GOAL OF THE EXERCISE:
Return the whole listing, line for line, without the pictures in it.

EXERCISE INPUTS:

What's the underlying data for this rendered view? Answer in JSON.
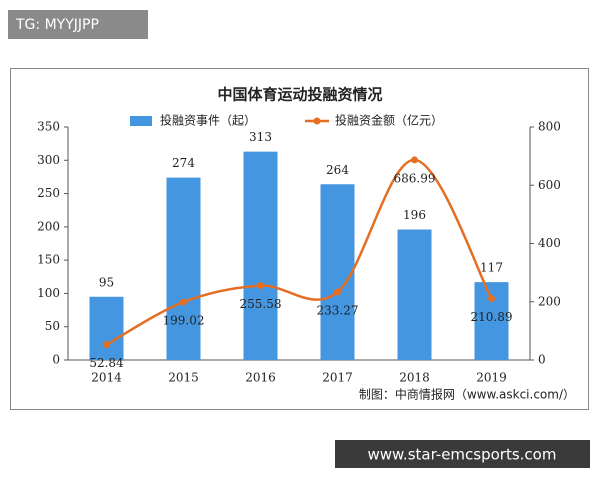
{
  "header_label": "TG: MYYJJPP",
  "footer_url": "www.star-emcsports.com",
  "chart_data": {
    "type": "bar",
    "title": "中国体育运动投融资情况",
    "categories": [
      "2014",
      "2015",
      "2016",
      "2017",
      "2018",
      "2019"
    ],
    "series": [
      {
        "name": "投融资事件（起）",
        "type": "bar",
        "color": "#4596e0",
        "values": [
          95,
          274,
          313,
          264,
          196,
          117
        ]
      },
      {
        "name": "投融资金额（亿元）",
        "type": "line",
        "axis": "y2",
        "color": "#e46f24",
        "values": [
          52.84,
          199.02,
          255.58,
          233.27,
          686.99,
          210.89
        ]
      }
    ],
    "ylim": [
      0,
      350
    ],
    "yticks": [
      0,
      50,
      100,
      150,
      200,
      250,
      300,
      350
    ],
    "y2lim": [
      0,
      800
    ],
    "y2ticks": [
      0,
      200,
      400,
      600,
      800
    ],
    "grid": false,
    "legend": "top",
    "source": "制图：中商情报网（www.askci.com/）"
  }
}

THE SOLUTION:
What's the underlying data for this rendered view? Answer in JSON.
{
  "header_label": "TG: MYYJJPP",
  "footer_url": "www.star-emcsports.com",
  "chart_data": {
    "type": "bar",
    "title": "中国体育运动投融资情况",
    "categories": [
      "2014",
      "2015",
      "2016",
      "2017",
      "2018",
      "2019"
    ],
    "series": [
      {
        "name": "投融资事件（起）",
        "type": "bar",
        "color": "#4596e0",
        "values": [
          95,
          274,
          313,
          264,
          196,
          117
        ]
      },
      {
        "name": "投融资金额（亿元）",
        "type": "line",
        "axis": "y2",
        "color": "#e46f24",
        "values": [
          52.84,
          199.02,
          255.58,
          233.27,
          686.99,
          210.89
        ]
      }
    ],
    "ylim": [
      0,
      350
    ],
    "yticks": [
      0,
      50,
      100,
      150,
      200,
      250,
      300,
      350
    ],
    "y2lim": [
      0,
      800
    ],
    "y2ticks": [
      0,
      200,
      400,
      600,
      800
    ],
    "grid": false,
    "legend": "top",
    "source": "制图：中商情报网（www.askci.com/）"
  }
}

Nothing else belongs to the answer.